"""
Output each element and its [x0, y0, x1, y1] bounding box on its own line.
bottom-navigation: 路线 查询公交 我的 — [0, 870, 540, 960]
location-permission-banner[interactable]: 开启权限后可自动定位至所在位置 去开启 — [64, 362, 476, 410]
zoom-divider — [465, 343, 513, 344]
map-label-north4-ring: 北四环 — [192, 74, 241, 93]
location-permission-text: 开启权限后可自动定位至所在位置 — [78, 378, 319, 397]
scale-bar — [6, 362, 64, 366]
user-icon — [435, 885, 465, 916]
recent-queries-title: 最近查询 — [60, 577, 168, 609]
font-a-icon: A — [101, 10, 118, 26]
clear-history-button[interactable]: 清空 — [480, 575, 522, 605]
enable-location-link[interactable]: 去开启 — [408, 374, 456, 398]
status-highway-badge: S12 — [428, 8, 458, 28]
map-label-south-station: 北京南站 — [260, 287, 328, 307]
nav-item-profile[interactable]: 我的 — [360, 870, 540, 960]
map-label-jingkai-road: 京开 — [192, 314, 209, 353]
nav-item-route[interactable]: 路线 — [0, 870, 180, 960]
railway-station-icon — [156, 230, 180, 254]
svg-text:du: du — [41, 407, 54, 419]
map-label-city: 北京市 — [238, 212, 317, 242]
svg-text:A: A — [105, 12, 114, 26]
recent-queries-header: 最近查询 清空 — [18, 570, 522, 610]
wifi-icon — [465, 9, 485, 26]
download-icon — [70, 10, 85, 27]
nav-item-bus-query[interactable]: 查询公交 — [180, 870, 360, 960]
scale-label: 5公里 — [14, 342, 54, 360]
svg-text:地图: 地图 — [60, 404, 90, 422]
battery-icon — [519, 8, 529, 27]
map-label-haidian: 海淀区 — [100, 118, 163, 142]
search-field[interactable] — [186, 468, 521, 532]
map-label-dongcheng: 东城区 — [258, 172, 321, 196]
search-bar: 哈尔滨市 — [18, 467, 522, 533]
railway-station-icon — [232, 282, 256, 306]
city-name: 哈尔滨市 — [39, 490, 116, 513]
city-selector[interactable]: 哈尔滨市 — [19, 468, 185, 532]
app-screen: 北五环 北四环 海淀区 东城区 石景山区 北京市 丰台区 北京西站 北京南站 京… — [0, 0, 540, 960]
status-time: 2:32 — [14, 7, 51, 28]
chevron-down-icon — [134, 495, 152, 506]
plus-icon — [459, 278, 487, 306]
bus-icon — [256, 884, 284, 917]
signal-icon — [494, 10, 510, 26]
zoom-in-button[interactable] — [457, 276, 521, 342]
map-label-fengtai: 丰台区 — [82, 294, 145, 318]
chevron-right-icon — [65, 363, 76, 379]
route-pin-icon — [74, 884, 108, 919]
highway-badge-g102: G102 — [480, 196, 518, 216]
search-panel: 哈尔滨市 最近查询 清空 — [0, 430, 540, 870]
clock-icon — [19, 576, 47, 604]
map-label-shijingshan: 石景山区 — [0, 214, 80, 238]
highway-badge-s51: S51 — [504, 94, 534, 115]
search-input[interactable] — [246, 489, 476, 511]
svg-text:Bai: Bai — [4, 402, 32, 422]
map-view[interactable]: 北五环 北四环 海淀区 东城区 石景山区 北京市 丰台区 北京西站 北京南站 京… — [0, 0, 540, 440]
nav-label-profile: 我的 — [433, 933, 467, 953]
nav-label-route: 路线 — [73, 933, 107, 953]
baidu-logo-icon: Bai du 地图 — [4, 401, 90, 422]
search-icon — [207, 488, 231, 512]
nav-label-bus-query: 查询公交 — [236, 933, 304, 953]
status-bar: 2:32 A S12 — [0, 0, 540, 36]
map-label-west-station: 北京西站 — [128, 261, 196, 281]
"""
Work to do: Please set down every line of the records above verbatim, in the same order.

Solution to this task:
Output each element and its [x0, y0, x1, y1] bounding box on its own line.
bottom-navigation: 路线 查询公交 我的 — [0, 870, 540, 960]
location-permission-banner[interactable]: 开启权限后可自动定位至所在位置 去开启 — [64, 362, 476, 410]
zoom-divider — [465, 343, 513, 344]
map-label-north4-ring: 北四环 — [192, 74, 241, 93]
location-permission-text: 开启权限后可自动定位至所在位置 — [78, 378, 319, 397]
scale-bar — [6, 362, 64, 366]
user-icon — [435, 885, 465, 916]
recent-queries-title: 最近查询 — [60, 577, 168, 609]
font-a-icon: A — [101, 10, 118, 26]
clear-history-button[interactable]: 清空 — [480, 575, 522, 605]
enable-location-link[interactable]: 去开启 — [408, 374, 456, 398]
status-highway-badge: S12 — [428, 8, 458, 28]
map-label-south-station: 北京南站 — [260, 287, 328, 307]
nav-item-profile[interactable]: 我的 — [360, 870, 540, 960]
map-label-jingkai-road: 京开 — [192, 314, 209, 353]
nav-item-route[interactable]: 路线 — [0, 870, 180, 960]
railway-station-icon — [156, 230, 180, 254]
svg-text:du: du — [41, 407, 54, 419]
map-label-city: 北京市 — [238, 212, 317, 242]
svg-text:A: A — [105, 12, 114, 26]
recent-queries-header: 最近查询 清空 — [18, 570, 522, 610]
wifi-icon — [465, 9, 485, 26]
download-icon — [70, 10, 85, 27]
nav-item-bus-query[interactable]: 查询公交 — [180, 870, 360, 960]
scale-label: 5公里 — [14, 342, 54, 360]
svg-text:地图: 地图 — [60, 404, 90, 422]
battery-icon — [519, 8, 529, 27]
map-label-haidian: 海淀区 — [100, 118, 163, 142]
search-field[interactable] — [186, 468, 521, 532]
map-label-dongcheng: 东城区 — [258, 172, 321, 196]
search-bar: 哈尔滨市 — [18, 467, 522, 533]
railway-station-icon — [232, 282, 256, 306]
city-name: 哈尔滨市 — [39, 490, 116, 513]
city-selector[interactable]: 哈尔滨市 — [19, 468, 185, 532]
app-screen: 北五环 北四环 海淀区 东城区 石景山区 北京市 丰台区 北京西站 北京南站 京… — [0, 0, 540, 960]
status-time: 2:32 — [14, 7, 51, 28]
chevron-down-icon — [134, 495, 152, 506]
plus-icon — [459, 278, 487, 306]
bus-icon — [256, 884, 284, 917]
signal-icon — [494, 10, 510, 26]
zoom-in-button[interactable] — [457, 276, 521, 342]
map-label-fengtai: 丰台区 — [82, 294, 145, 318]
chevron-right-icon — [65, 363, 76, 379]
route-pin-icon — [74, 884, 108, 919]
highway-badge-g102: G102 — [480, 196, 518, 216]
search-panel: 哈尔滨市 最近查询 清空 — [0, 430, 540, 870]
clock-icon — [19, 576, 47, 604]
map-label-shijingshan: 石景山区 — [0, 214, 80, 238]
highway-badge-s51: S51 — [504, 94, 534, 115]
search-input[interactable] — [246, 489, 476, 511]
svg-text:Bai: Bai — [4, 402, 32, 422]
map-view[interactable]: 北五环 北四环 海淀区 东城区 石景山区 北京市 丰台区 北京西站 北京南站 京… — [0, 0, 540, 440]
nav-label-profile: 我的 — [433, 933, 467, 953]
nav-label-route: 路线 — [73, 933, 107, 953]
baidu-logo-icon: Bai du 地图 — [4, 401, 90, 422]
search-icon — [207, 488, 231, 512]
nav-label-bus-query: 查询公交 — [236, 933, 304, 953]
status-bar: 2:32 A S12 — [0, 0, 540, 36]
map-label-west-station: 北京西站 — [128, 261, 196, 281]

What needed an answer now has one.